DATASET CONTENT:
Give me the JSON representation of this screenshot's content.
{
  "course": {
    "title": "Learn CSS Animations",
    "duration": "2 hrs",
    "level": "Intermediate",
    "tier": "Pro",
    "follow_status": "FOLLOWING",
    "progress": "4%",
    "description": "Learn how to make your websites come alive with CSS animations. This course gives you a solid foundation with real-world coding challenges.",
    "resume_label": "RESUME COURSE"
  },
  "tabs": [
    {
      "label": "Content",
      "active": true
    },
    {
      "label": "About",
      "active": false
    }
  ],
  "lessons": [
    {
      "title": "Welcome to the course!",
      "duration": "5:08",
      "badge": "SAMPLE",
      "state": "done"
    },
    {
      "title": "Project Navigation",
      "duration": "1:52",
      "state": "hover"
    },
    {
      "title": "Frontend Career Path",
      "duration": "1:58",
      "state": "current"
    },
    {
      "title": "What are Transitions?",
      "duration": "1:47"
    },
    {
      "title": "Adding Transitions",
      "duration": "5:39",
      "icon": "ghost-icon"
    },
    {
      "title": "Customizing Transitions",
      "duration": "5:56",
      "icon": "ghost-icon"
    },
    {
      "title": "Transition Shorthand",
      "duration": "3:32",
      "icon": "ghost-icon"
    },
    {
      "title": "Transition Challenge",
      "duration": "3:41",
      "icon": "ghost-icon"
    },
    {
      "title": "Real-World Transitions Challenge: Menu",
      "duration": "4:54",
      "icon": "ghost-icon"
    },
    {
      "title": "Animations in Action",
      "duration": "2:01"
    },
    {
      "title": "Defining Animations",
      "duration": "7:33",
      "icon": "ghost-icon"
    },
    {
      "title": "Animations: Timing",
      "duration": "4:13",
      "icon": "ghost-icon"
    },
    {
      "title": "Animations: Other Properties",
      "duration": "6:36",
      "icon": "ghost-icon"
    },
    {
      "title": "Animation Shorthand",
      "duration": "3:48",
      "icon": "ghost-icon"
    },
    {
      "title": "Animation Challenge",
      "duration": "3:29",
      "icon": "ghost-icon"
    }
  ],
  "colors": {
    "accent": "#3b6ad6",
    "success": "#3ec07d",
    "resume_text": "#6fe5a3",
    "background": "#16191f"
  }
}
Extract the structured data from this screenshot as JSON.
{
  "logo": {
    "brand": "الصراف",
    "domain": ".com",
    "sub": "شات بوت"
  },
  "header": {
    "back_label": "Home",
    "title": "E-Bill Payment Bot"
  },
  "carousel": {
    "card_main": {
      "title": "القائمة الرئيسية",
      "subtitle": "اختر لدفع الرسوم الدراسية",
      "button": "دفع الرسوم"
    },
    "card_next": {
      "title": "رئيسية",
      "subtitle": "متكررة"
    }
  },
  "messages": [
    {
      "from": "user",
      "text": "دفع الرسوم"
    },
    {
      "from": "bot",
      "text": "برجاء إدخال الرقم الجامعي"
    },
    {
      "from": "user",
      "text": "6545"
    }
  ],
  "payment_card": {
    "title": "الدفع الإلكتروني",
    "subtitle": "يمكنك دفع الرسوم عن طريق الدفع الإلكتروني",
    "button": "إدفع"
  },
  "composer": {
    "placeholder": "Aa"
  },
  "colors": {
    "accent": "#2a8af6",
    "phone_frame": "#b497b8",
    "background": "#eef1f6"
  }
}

WORK TO DO:
Reproduce each entry above exactly, keeping every word.

REPLY:
Give me the JSON representation of this screenshot's content.
{
  "course": {
    "title": "Learn CSS Animations",
    "duration": "2 hrs",
    "level": "Intermediate",
    "tier": "Pro",
    "follow_status": "FOLLOWING",
    "progress": "4%",
    "description": "Learn how to make your websites come alive with CSS animations. This course gives you a solid foundation with real-world coding challenges.",
    "resume_label": "RESUME COURSE"
  },
  "tabs": [
    {
      "label": "Content",
      "active": true
    },
    {
      "label": "About",
      "active": false
    }
  ],
  "lessons": [
    {
      "title": "Welcome to the course!",
      "duration": "5:08",
      "badge": "SAMPLE",
      "state": "done"
    },
    {
      "title": "Project Navigation",
      "duration": "1:52",
      "state": "hover"
    },
    {
      "title": "Frontend Career Path",
      "duration": "1:58",
      "state": "current"
    },
    {
      "title": "What are Transitions?",
      "duration": "1:47"
    },
    {
      "title": "Adding Transitions",
      "duration": "5:39",
      "icon": "ghost-icon"
    },
    {
      "title": "Customizing Transitions",
      "duration": "5:56",
      "icon": "ghost-icon"
    },
    {
      "title": "Transition Shorthand",
      "duration": "3:32",
      "icon": "ghost-icon"
    },
    {
      "title": "Transition Challenge",
      "duration": "3:41",
      "icon": "ghost-icon"
    },
    {
      "title": "Real-World Transitions Challenge: Menu",
      "duration": "4:54",
      "icon": "ghost-icon"
    },
    {
      "title": "Animations in Action",
      "duration": "2:01"
    },
    {
      "title": "Defining Animations",
      "duration": "7:33",
      "icon": "ghost-icon"
    },
    {
      "title": "Animations: Timing",
      "duration": "4:13",
      "icon": "ghost-icon"
    },
    {
      "title": "Animations: Other Properties",
      "duration": "6:36",
      "icon": "ghost-icon"
    },
    {
      "title": "Animation Shorthand",
      "duration": "3:48",
      "icon": "ghost-icon"
    },
    {
      "title": "Animation Challenge",
      "duration": "3:29",
      "icon": "ghost-icon"
    }
  ],
  "colors": {
    "accent": "#3b6ad6",
    "success": "#3ec07d",
    "resume_text": "#6fe5a3",
    "background": "#16191f"
  }
}
Extract the structured data from this screenshot as JSON.
{
  "logo": {
    "brand": "الصراف",
    "domain": ".com",
    "sub": "شات بوت"
  },
  "header": {
    "back_label": "Home",
    "title": "E-Bill Payment Bot"
  },
  "carousel": {
    "card_main": {
      "title": "القائمة الرئيسية",
      "subtitle": "اختر لدفع الرسوم الدراسية",
      "button": "دفع الرسوم"
    },
    "card_next": {
      "title": "رئيسية",
      "subtitle": "متكررة"
    }
  },
  "messages": [
    {
      "from": "user",
      "text": "دفع الرسوم"
    },
    {
      "from": "bot",
      "text": "برجاء إدخال الرقم الجامعي"
    },
    {
      "from": "user",
      "text": "6545"
    }
  ],
  "payment_card": {
    "title": "الدفع الإلكتروني",
    "subtitle": "يمكنك دفع الرسوم عن طريق الدفع الإلكتروني",
    "button": "إدفع"
  },
  "composer": {
    "placeholder": "Aa"
  },
  "colors": {
    "accent": "#2a8af6",
    "phone_frame": "#b497b8",
    "background": "#eef1f6"
  }
}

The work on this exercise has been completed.